--- Begin ---

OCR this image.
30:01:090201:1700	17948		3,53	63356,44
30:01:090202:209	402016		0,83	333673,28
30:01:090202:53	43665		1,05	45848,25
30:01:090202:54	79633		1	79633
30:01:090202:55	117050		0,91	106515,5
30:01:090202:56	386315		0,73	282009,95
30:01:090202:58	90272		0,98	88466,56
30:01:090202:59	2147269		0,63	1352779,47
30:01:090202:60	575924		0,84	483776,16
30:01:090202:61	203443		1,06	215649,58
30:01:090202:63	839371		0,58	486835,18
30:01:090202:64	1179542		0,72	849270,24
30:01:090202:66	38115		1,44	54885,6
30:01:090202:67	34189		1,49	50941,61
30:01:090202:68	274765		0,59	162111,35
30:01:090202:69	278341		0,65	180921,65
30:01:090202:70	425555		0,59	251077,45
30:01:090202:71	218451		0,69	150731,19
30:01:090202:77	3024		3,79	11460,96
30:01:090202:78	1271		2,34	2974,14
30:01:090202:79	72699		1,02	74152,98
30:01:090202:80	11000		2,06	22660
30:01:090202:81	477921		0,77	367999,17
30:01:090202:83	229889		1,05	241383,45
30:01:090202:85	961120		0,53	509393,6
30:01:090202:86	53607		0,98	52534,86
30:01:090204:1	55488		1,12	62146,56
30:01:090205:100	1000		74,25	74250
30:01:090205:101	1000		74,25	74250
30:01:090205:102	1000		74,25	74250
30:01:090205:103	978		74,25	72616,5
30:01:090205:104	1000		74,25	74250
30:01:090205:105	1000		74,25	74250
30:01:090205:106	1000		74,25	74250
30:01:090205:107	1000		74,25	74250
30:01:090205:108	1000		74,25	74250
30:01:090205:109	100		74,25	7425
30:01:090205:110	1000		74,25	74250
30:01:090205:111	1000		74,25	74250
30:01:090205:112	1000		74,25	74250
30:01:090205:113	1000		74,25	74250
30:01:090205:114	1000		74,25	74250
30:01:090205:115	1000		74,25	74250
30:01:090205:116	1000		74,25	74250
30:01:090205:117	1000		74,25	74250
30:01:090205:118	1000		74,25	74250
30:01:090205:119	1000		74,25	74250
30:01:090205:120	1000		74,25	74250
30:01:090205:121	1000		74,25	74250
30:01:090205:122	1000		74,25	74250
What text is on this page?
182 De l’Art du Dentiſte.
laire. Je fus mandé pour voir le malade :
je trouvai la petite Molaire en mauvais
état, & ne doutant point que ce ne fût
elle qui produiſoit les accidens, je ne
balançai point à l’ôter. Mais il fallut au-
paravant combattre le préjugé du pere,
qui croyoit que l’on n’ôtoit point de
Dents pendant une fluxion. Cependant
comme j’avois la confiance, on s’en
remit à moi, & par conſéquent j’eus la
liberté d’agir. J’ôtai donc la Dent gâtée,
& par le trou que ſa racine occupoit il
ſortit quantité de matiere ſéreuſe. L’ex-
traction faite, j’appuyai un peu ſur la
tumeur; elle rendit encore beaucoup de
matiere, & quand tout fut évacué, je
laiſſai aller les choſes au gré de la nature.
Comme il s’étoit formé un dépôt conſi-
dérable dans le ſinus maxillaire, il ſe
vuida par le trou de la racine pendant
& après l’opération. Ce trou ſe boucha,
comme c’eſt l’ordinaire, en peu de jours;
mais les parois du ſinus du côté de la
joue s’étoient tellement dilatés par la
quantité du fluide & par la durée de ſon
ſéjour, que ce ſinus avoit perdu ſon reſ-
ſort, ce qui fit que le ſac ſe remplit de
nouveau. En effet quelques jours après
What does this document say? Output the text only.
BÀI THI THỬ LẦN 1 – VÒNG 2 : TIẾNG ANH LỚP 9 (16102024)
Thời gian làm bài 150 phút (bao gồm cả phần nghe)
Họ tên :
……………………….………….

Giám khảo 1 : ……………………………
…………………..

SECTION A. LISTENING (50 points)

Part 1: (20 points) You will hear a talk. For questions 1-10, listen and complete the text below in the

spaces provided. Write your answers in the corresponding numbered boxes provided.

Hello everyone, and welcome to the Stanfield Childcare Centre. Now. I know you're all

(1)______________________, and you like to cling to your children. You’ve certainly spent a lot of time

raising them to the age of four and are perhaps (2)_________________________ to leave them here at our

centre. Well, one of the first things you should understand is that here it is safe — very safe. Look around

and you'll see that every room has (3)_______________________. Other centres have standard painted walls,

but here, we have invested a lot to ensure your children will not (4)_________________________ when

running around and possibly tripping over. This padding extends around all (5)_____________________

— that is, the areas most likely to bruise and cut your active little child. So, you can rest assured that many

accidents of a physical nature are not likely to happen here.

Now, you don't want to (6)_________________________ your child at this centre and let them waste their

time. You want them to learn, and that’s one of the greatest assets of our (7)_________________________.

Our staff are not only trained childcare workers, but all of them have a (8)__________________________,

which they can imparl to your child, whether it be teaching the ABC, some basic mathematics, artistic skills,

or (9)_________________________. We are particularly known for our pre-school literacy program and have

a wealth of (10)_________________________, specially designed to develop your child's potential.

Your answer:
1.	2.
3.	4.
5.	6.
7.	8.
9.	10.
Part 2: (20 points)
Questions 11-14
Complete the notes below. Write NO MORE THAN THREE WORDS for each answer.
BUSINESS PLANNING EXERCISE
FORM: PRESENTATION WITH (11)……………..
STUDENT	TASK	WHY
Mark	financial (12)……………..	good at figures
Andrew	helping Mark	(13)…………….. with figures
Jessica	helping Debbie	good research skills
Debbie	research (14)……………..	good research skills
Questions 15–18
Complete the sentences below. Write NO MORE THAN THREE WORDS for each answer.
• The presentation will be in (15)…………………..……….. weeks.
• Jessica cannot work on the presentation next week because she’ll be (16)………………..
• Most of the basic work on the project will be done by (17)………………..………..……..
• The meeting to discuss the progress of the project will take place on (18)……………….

--- End ---

Task prompt >>
Extract all of the data shown above without alteration.

Solution to this exercise >>
OCR this image.
30:01:090201:1700	17948		3,53	63356,44
30:01:090202:209	402016		0,83	333673,28
30:01:090202:53	43665		1,05	45848,25
30:01:090202:54	79633		1	79633
30:01:090202:55	117050		0,91	106515,5
30:01:090202:56	386315		0,73	282009,95
30:01:090202:58	90272		0,98	88466,56
30:01:090202:59	2147269		0,63	1352779,47
30:01:090202:60	575924		0,84	483776,16
30:01:090202:61	203443		1,06	215649,58
30:01:090202:63	839371		0,58	486835,18
30:01:090202:64	1179542		0,72	849270,24
30:01:090202:66	38115		1,44	54885,6
30:01:090202:67	34189		1,49	50941,61
30:01:090202:68	274765		0,59	162111,35
30:01:090202:69	278341		0,65	180921,65
30:01:090202:70	425555		0,59	251077,45
30:01:090202:71	218451		0,69	150731,19
30:01:090202:77	3024		3,79	11460,96
30:01:090202:78	1271		2,34	2974,14
30:01:090202:79	72699		1,02	74152,98
30:01:090202:80	11000		2,06	22660
30:01:090202:81	477921		0,77	367999,17
30:01:090202:83	229889		1,05	241383,45
30:01:090202:85	961120		0,53	509393,6
30:01:090202:86	53607		0,98	52534,86
30:01:090204:1	55488		1,12	62146,56
30:01:090205:100	1000		74,25	74250
30:01:090205:101	1000		74,25	74250
30:01:090205:102	1000		74,25	74250
30:01:090205:103	978		74,25	72616,5
30:01:090205:104	1000		74,25	74250
30:01:090205:105	1000		74,25	74250
30:01:090205:106	1000		74,25	74250
30:01:090205:107	1000		74,25	74250
30:01:090205:108	1000		74,25	74250
30:01:090205:109	100		74,25	7425
30:01:090205:110	1000		74,25	74250
30:01:090205:111	1000		74,25	74250
30:01:090205:112	1000		74,25	74250
30:01:090205:113	1000		74,25	74250
30:01:090205:114	1000		74,25	74250
30:01:090205:115	1000		74,25	74250
30:01:090205:116	1000		74,25	74250
30:01:090205:117	1000		74,25	74250
30:01:090205:118	1000		74,25	74250
30:01:090205:119	1000		74,25	74250
30:01:090205:120	1000		74,25	74250
30:01:090205:121	1000		74,25	74250
30:01:090205:122	1000		74,25	74250
What text is on this page?
182 De l’Art du Dentiſte.
laire. Je fus mandé pour voir le malade :
je trouvai la petite Molaire en mauvais
état, & ne doutant point que ce ne fût
elle qui produiſoit les accidens, je ne
balançai point à l’ôter. Mais il fallut au-
paravant combattre le préjugé du pere,
qui croyoit que l’on n’ôtoit point de
Dents pendant une fluxion. Cependant
comme j’avois la confiance, on s’en
remit à moi, & par conſéquent j’eus la
liberté d’agir. J’ôtai donc la Dent gâtée,
& par le trou que ſa racine occupoit il
ſortit quantité de matiere ſéreuſe. L’ex-
traction faite, j’appuyai un peu ſur la
tumeur; elle rendit encore beaucoup de
matiere, & quand tout fut évacué, je
laiſſai aller les choſes au gré de la nature.
Comme il s’étoit formé un dépôt conſi-
dérable dans le ſinus maxillaire, il ſe
vuida par le trou de la racine pendant
& après l’opération. Ce trou ſe boucha,
comme c’eſt l’ordinaire, en peu de jours;
mais les parois du ſinus du côté de la
joue s’étoient tellement dilatés par la
quantité du fluide & par la durée de ſon
ſéjour, que ce ſinus avoit perdu ſon reſ-
ſort, ce qui fit que le ſac ſe remplit de
nouveau. En effet quelques jours après
What does this document say? Output the text only.
BÀI THI THỬ LẦN 1 – VÒNG 2 : TIẾNG ANH LỚP 9 (16102024)
Thời gian làm bài 150 phút (bao gồm cả phần nghe)
Họ tên :
……………………….………….

Giám khảo 1 : ……………………………
…………………..

SECTION A. LISTENING (50 points)

Part 1: (20 points) You will hear a talk. For questions 1-10, listen and complete the text below in the

spaces provided. Write your answers in the corresponding numbered boxes provided.

Hello everyone, and welcome to the Stanfield Childcare Centre. Now. I know you're all

(1)______________________, and you like to cling to your children. You’ve certainly spent a lot of time

raising them to the age of four and are perhaps (2)_________________________ to leave them here at our

centre. Well, one of the first things you should understand is that here it is safe — very safe. Look around

and you'll see that every room has (3)_______________________. Other centres have standard painted walls,

but here, we have invested a lot to ensure your children will not (4)_________________________ when

running around and possibly tripping over. This padding extends around all (5)_____________________

— that is, the areas most likely to bruise and cut your active little child. So, you can rest assured that many

accidents of a physical nature are not likely to happen here.

Now, you don't want to (6)_________________________ your child at this centre and let them waste their

time. You want them to learn, and that’s one of the greatest assets of our (7)_________________________.

Our staff are not only trained childcare workers, but all of them have a (8)__________________________,

which they can imparl to your child, whether it be teaching the ABC, some basic mathematics, artistic skills,

or (9)_________________________. We are particularly known for our pre-school literacy program and have

a wealth of (10)_________________________, specially designed to develop your child's potential.

Your answer:
1.	2.
3.	4.
5.	6.
7.	8.
9.	10.
Part 2: (20 points)
Questions 11-14
Complete the notes below. Write NO MORE THAN THREE WORDS for each answer.
BUSINESS PLANNING EXERCISE
FORM: PRESENTATION WITH (11)……………..
STUDENT	TASK	WHY
Mark	financial (12)……………..	good at figures
Andrew	helping Mark	(13)…………….. with figures
Jessica	helping Debbie	good research skills
Debbie	research (14)……………..	good research skills
Questions 15–18
Complete the sentences below. Write NO MORE THAN THREE WORDS for each answer.
• The presentation will be in (15)…………………..……….. weeks.
• Jessica cannot work on the presentation next week because she’ll be (16)………………..
• Most of the basic work on the project will be done by (17)………………..………..……..
• The meeting to discuss the progress of the project will take place on (18)……………….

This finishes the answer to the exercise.